**Data lines**
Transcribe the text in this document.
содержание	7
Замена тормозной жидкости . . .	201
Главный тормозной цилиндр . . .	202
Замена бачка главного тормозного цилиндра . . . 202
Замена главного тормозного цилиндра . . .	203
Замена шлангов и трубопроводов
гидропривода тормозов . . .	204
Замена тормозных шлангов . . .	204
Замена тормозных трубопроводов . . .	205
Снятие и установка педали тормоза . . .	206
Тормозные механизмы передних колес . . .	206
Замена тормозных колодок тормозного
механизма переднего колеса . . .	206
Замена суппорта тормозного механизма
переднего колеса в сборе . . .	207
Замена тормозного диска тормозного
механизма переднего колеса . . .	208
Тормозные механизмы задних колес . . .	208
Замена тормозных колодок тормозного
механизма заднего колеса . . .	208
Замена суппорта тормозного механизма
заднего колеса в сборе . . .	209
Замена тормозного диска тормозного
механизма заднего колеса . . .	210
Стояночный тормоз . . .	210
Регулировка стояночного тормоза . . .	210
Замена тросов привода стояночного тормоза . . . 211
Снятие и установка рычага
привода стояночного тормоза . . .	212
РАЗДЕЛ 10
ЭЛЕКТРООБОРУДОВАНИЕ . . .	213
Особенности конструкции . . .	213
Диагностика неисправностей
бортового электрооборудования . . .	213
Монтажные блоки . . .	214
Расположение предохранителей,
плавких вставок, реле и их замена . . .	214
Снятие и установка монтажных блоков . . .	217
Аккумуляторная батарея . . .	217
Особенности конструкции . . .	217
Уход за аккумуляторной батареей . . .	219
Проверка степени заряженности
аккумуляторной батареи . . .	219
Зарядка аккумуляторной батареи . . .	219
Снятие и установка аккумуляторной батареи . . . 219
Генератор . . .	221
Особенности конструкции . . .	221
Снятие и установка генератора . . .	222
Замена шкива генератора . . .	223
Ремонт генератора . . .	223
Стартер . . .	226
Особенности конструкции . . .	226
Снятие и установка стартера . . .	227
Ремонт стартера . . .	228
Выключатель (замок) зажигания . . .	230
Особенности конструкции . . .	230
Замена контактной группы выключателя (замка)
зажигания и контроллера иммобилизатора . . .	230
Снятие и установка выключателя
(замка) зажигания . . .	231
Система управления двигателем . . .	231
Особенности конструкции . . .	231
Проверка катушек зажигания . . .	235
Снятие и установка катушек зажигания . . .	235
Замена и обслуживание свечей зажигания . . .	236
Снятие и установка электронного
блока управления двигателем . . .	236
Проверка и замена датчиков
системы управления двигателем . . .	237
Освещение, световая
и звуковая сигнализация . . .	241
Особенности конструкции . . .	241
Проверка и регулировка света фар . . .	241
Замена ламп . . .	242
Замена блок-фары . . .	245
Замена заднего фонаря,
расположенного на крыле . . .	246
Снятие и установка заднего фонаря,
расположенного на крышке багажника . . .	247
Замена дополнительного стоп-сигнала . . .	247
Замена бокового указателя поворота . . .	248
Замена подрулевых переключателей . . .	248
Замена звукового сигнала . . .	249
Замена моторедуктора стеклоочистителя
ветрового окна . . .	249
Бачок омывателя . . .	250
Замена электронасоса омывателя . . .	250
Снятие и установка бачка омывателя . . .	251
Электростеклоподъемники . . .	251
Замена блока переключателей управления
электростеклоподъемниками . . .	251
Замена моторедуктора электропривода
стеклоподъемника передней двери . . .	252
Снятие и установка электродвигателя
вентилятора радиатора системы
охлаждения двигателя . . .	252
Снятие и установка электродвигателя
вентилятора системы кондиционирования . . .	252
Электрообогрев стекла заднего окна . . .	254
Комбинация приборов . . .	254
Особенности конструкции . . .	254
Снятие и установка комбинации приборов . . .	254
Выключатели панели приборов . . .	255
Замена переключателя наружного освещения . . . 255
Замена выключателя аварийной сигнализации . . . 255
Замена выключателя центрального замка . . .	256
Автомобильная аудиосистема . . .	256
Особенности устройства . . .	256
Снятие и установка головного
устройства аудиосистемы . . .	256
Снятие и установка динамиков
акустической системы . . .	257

--

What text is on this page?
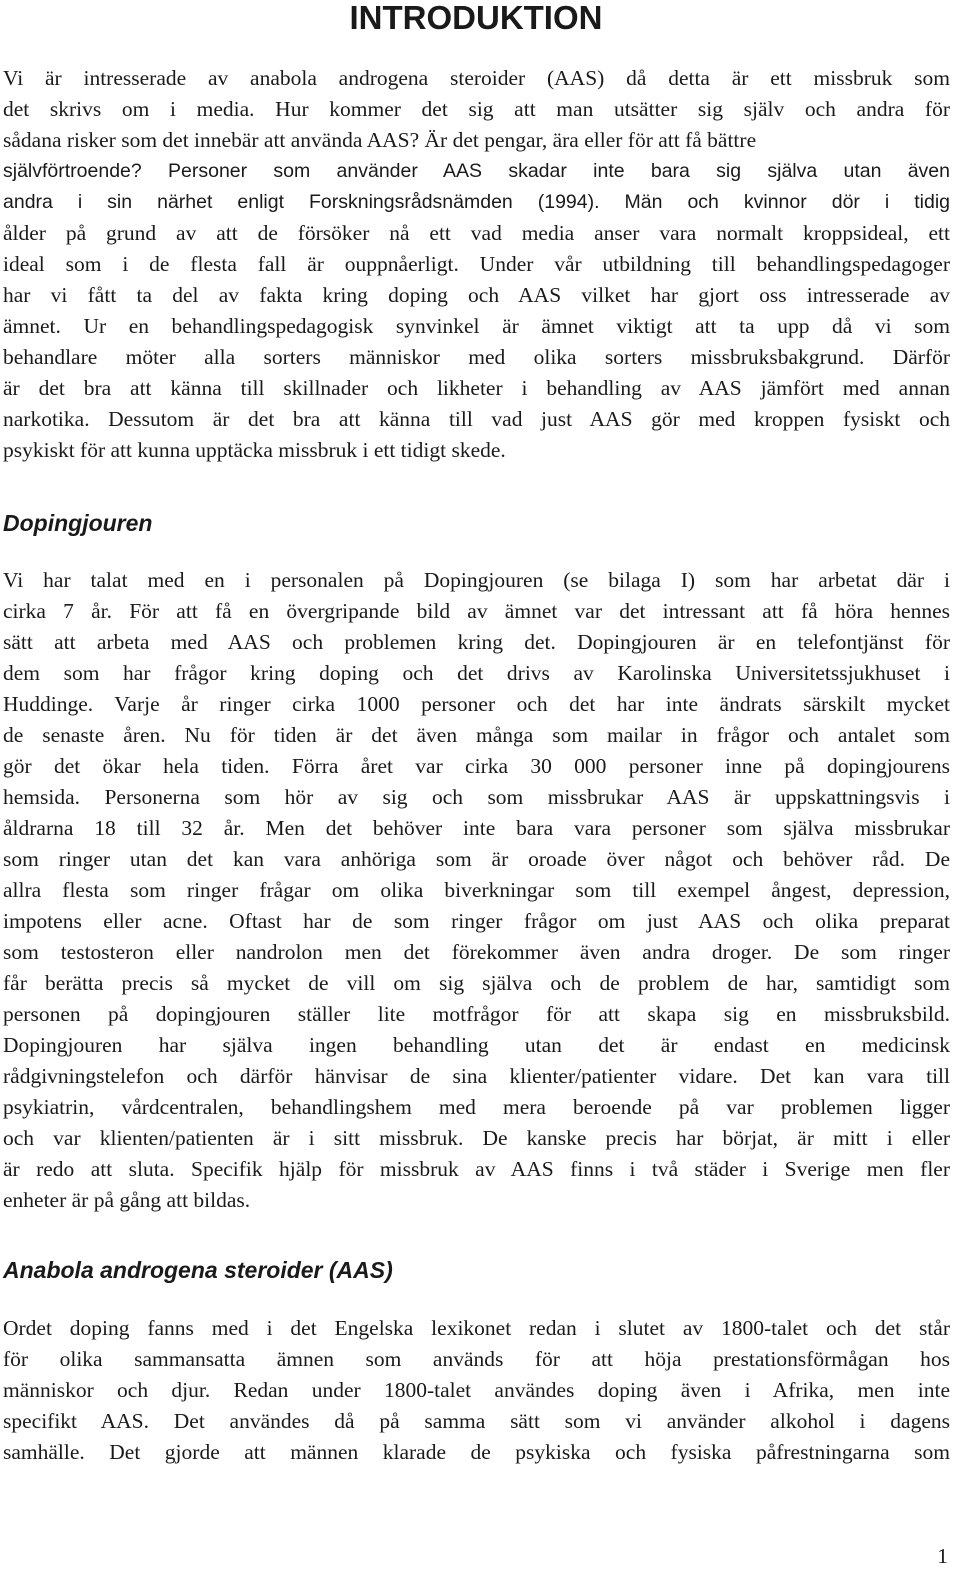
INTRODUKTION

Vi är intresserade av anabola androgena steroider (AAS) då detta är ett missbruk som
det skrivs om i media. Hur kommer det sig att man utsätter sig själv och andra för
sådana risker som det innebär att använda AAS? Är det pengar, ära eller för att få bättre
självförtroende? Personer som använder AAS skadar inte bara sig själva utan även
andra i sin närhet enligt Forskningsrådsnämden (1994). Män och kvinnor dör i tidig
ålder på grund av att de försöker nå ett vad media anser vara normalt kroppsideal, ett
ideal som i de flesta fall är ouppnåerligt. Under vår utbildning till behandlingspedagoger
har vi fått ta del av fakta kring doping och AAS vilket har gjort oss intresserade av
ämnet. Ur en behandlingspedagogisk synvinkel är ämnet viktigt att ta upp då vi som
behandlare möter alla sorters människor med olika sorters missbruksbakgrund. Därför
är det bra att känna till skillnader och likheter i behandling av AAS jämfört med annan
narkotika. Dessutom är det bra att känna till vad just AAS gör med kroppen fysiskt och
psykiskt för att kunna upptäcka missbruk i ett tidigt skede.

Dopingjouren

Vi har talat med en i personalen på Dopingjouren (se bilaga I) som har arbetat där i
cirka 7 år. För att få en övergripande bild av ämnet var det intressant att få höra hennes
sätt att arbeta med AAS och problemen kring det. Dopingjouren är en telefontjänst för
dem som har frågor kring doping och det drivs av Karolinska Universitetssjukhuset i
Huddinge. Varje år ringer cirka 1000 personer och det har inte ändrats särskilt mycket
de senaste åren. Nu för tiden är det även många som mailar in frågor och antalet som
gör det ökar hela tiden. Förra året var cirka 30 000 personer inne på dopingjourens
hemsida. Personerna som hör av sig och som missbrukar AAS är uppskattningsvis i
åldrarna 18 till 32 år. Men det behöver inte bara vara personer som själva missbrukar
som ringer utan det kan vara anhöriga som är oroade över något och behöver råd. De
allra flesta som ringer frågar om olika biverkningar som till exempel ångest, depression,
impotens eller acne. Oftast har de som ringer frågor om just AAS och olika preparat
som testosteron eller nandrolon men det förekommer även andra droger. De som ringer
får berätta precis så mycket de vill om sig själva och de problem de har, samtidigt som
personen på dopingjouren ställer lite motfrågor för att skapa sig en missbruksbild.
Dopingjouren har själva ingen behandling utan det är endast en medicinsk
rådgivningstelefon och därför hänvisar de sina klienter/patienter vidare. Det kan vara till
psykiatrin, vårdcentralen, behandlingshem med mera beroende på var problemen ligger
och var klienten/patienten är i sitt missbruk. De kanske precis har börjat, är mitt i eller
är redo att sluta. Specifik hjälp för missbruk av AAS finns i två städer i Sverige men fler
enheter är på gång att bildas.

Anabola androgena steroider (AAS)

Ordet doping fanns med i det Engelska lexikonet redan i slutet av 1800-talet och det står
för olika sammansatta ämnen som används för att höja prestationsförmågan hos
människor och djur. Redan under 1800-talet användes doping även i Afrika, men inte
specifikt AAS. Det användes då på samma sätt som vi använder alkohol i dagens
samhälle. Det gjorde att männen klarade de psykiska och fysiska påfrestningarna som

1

**Written problem**
Extract all lines that hold the word "стояночного".

**Solution for this problem**
Регулировка стояночного тормоза . . .	210
Замена тросов привода стояночного тормоза . . . 211
привода стояночного тормоза . . .	212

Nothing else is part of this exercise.